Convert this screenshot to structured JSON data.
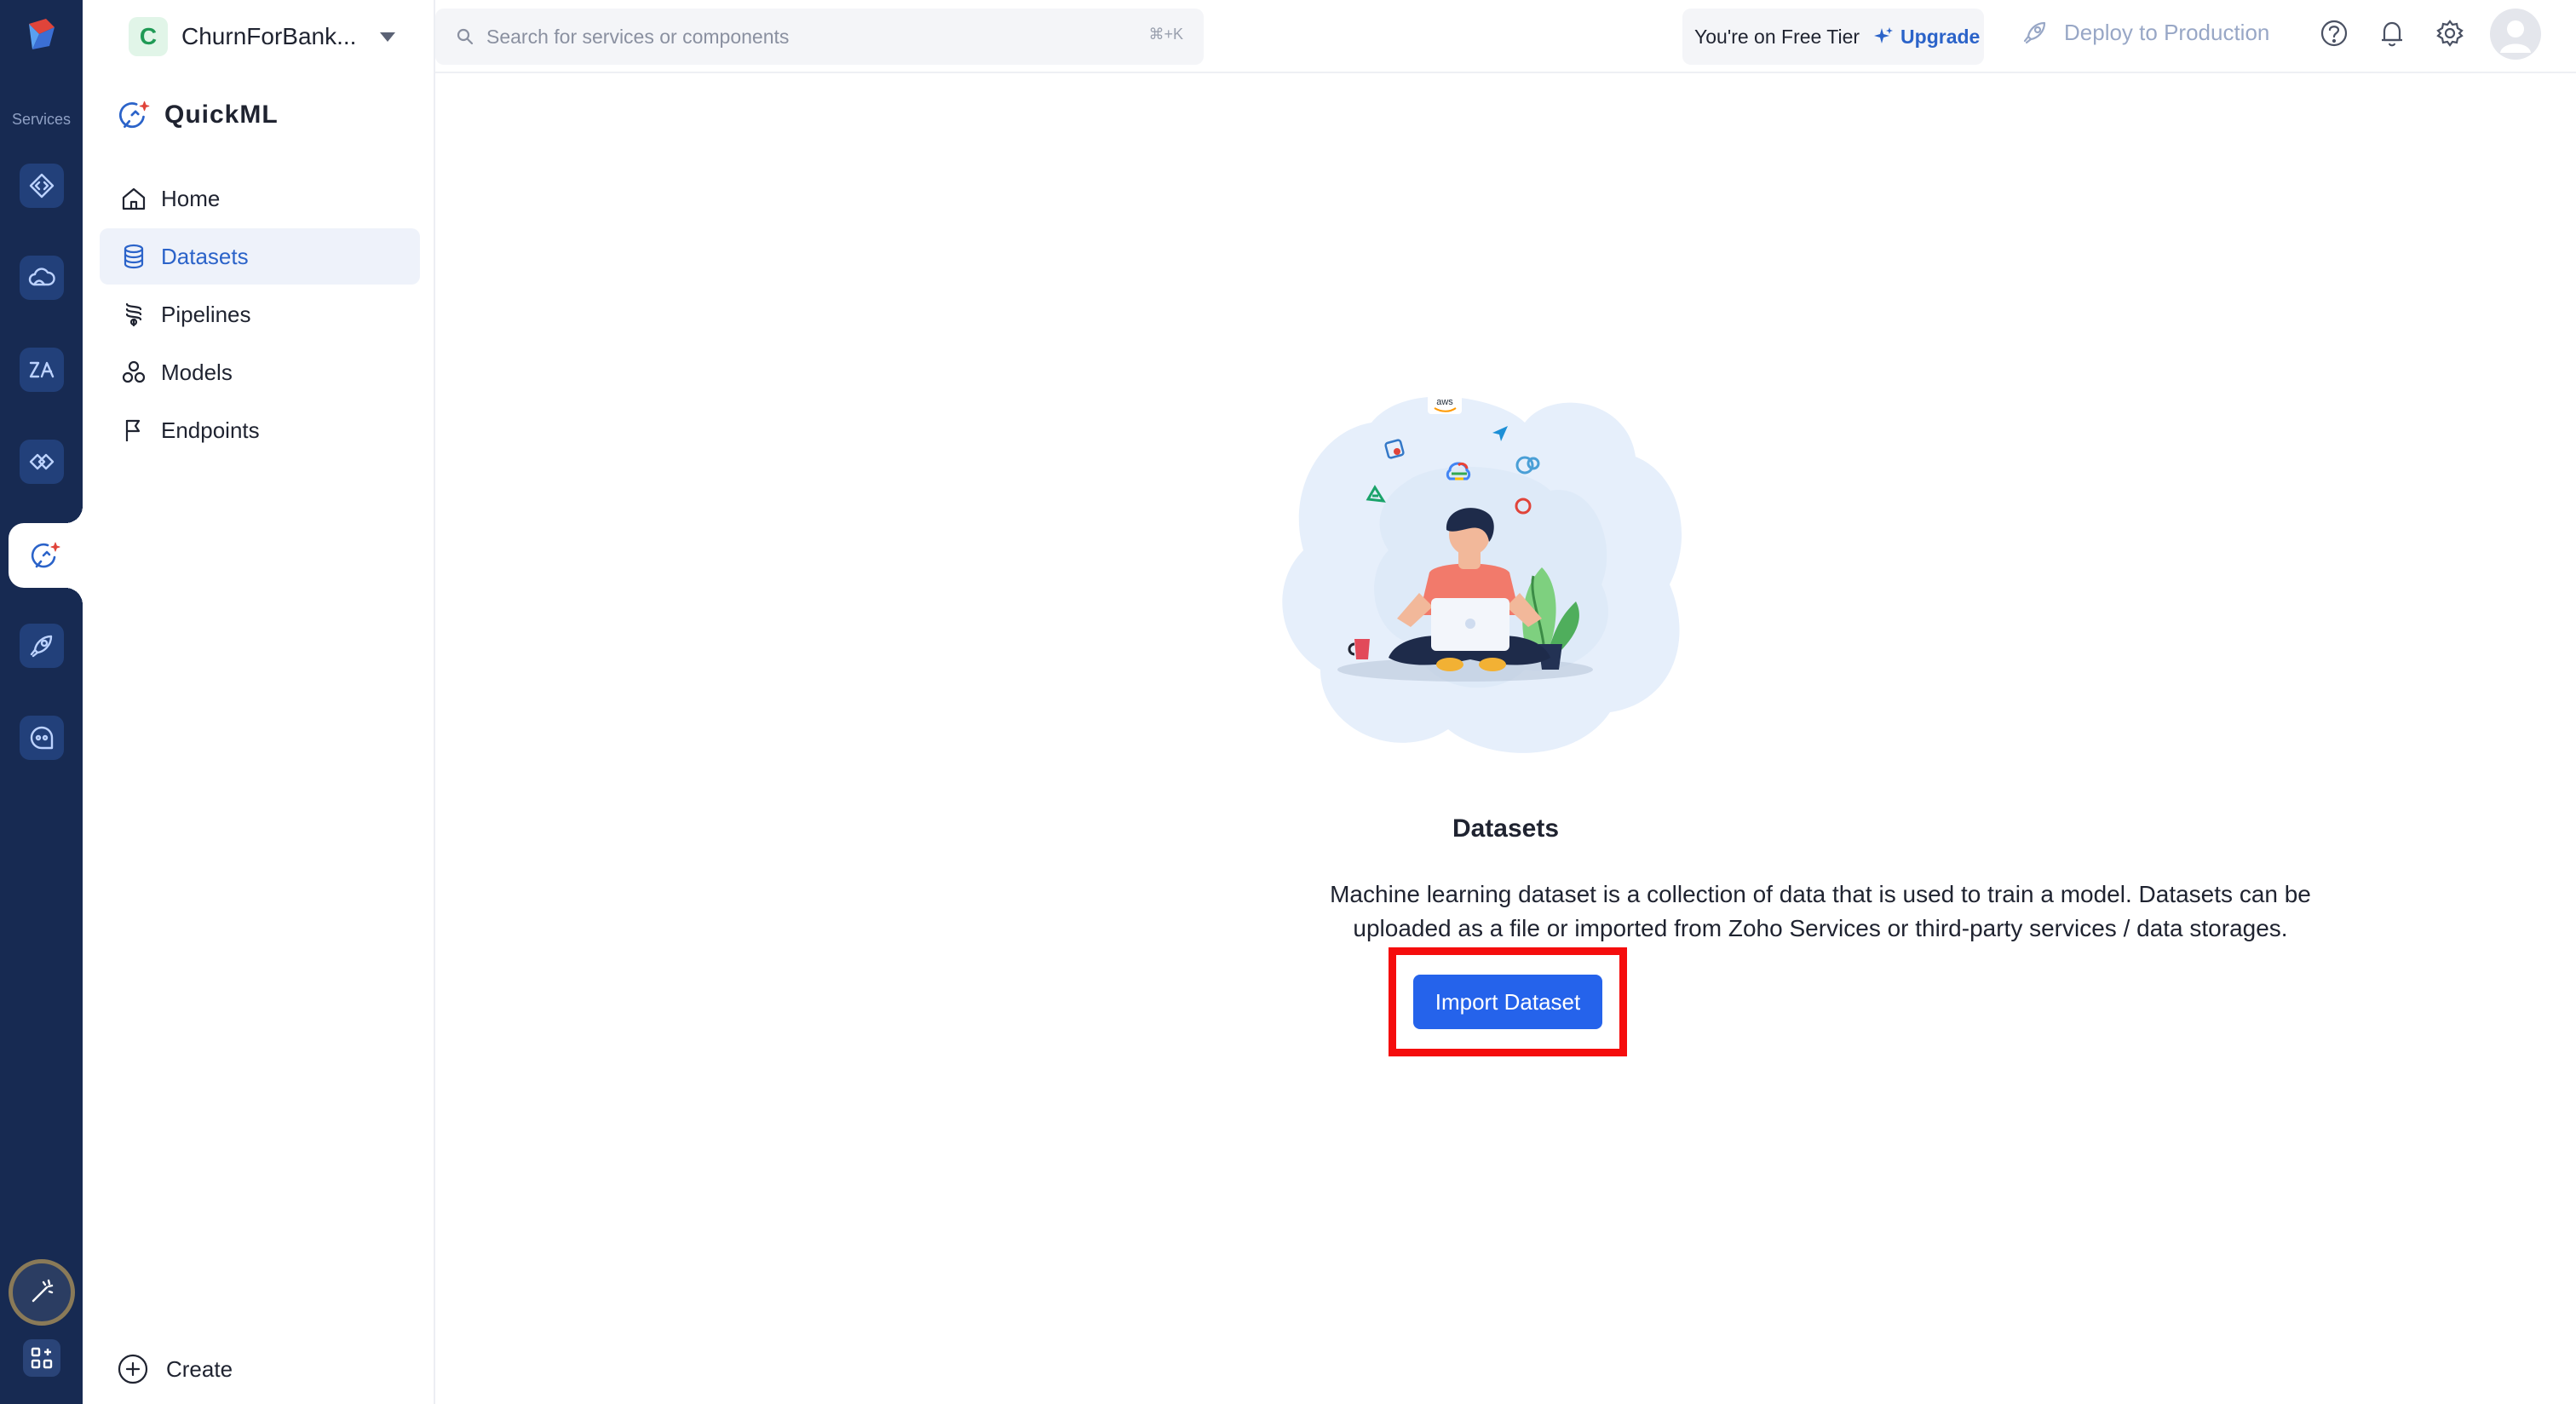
{
  "rail": {
    "label": "Services",
    "items": [
      {
        "icon": "code-icon"
      },
      {
        "icon": "cloud-icon"
      },
      {
        "icon": "zia-icon"
      },
      {
        "icon": "integration-icon"
      },
      {
        "icon": "quickml-icon",
        "active": true
      },
      {
        "icon": "rocket-icon"
      },
      {
        "icon": "chatbot-icon"
      }
    ],
    "bottom": [
      {
        "icon": "magic-wand-icon"
      },
      {
        "icon": "apps-grid-icon"
      }
    ]
  },
  "project": {
    "initial": "C",
    "name": "ChurnForBank..."
  },
  "service": {
    "title": "QuickML"
  },
  "nav": {
    "items": [
      {
        "label": "Home",
        "icon": "home-icon"
      },
      {
        "label": "Datasets",
        "icon": "database-icon",
        "active": true
      },
      {
        "label": "Pipelines",
        "icon": "pipeline-icon"
      },
      {
        "label": "Models",
        "icon": "models-icon"
      },
      {
        "label": "Endpoints",
        "icon": "flag-icon"
      }
    ],
    "create_label": "Create"
  },
  "topbar": {
    "search_placeholder": "Search for services or components",
    "search_shortcut": "⌘+K",
    "tier_text": "You're on Free Tier",
    "upgrade_label": "Upgrade",
    "deploy_label": "Deploy to Production"
  },
  "main": {
    "title": "Datasets",
    "description": "Machine learning dataset is a collection of data that is used to train a model. Datasets can be uploaded as a file or imported from Zoho Services or third-party services / data storages.",
    "import_label": "Import Dataset",
    "illustration_badge": "aws"
  },
  "colors": {
    "rail_bg": "#172a52",
    "accent": "#2563eb",
    "highlight": "#f50d0d",
    "active_nav_bg": "#eef2fa"
  }
}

•••

▸ Task objective: Leave out all images, then reproduce the entries above exactly.

▸ Response to the exercise:
Convert this screenshot to structured JSON data.
{
  "rail": {
    "label": "Services",
    "items": [
      {
        "icon": "code-icon"
      },
      {
        "icon": "cloud-icon"
      },
      {
        "icon": "zia-icon"
      },
      {
        "icon": "integration-icon"
      },
      {
        "icon": "quickml-icon",
        "active": true
      },
      {
        "icon": "rocket-icon"
      },
      {
        "icon": "chatbot-icon"
      }
    ],
    "bottom": [
      {
        "icon": "magic-wand-icon"
      },
      {
        "icon": "apps-grid-icon"
      }
    ]
  },
  "project": {
    "initial": "C",
    "name": "ChurnForBank..."
  },
  "service": {
    "title": "QuickML"
  },
  "nav": {
    "items": [
      {
        "label": "Home",
        "icon": "home-icon"
      },
      {
        "label": "Datasets",
        "icon": "database-icon",
        "active": true
      },
      {
        "label": "Pipelines",
        "icon": "pipeline-icon"
      },
      {
        "label": "Models",
        "icon": "models-icon"
      },
      {
        "label": "Endpoints",
        "icon": "flag-icon"
      }
    ],
    "create_label": "Create"
  },
  "topbar": {
    "search_placeholder": "Search for services or components",
    "search_shortcut": "⌘+K",
    "tier_text": "You're on Free Tier",
    "upgrade_label": "Upgrade",
    "deploy_label": "Deploy to Production"
  },
  "main": {
    "title": "Datasets",
    "description": "Machine learning dataset is a collection of data that is used to train a model. Datasets can be uploaded as a file or imported from Zoho Services or third-party services / data storages.",
    "import_label": "Import Dataset",
    "illustration_badge": "aws"
  },
  "colors": {
    "rail_bg": "#172a52",
    "accent": "#2563eb",
    "highlight": "#f50d0d",
    "active_nav_bg": "#eef2fa"
  }
}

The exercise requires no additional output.